*What the task requires*:
Identify and copy all lines of the material where the string "холодильных" is found.

[Rows from a dataset]
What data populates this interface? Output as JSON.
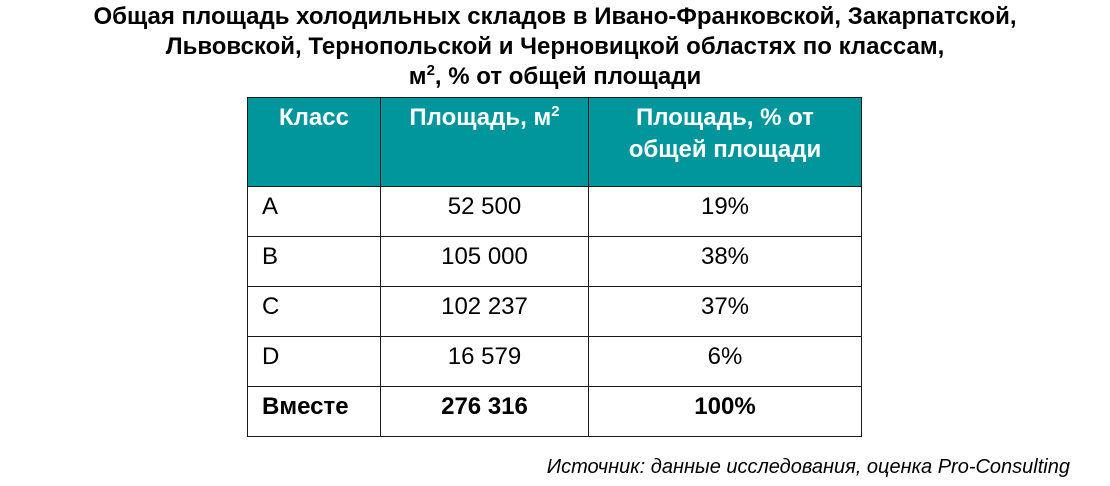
{
  "title": {
    "line1": "Общая площадь холодильных складов в Ивано-Франковской, Закарпатской,",
    "line2": "Львовской, Тернопольской и Черновицкой областях по классам,",
    "line3_pre": "м",
    "line3_sup": "2",
    "line3_post": ", % от общей площади"
  },
  "table": {
    "headers": {
      "class": "Класс",
      "area_pre": "Площадь, м",
      "area_sup": "2",
      "share": "Площадь, % от общей площади"
    },
    "rows": [
      {
        "class": "A",
        "area": "52 500",
        "share": "19%"
      },
      {
        "class": "B",
        "area": "105 000",
        "share": "38%"
      },
      {
        "class": "C",
        "area": "102 237",
        "share": "37%"
      },
      {
        "class": "D",
        "area": "16 579",
        "share": "6%"
      }
    ],
    "total": {
      "class": "Вместе",
      "area": "276 316",
      "share": "100%"
    }
  },
  "source": "Источник: данные исследования, оценка Pro-Consulting",
  "colors": {
    "header_bg": "#00969c",
    "header_text": "#ffffff",
    "border": "#1a1a1a"
  },
  "chart_data": {
    "type": "table",
    "title": "Общая площадь холодильных складов в Ивано-Франковской, Закарпатской, Львовской, Тернопольской и Черновицкой областях по классам, м2, % от общей площади",
    "columns": [
      "Класс",
      "Площадь, м2",
      "Площадь, % от общей площади"
    ],
    "rows": [
      [
        "A",
        52500,
        19
      ],
      [
        "B",
        105000,
        38
      ],
      [
        "C",
        102237,
        37
      ],
      [
        "D",
        16579,
        6
      ],
      [
        "Вместе",
        276316,
        100
      ]
    ]
  }
}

*Task solution*:
    "line1": "Общая площадь холодильных складов в Ивано-Франковской, Закарпатской,",
    "title": "Общая площадь холодильных складов в Ивано-Франковской, Закарпатской, Львовской, Тернопольской и Черновицкой областях по классам, м2, % от общей площади",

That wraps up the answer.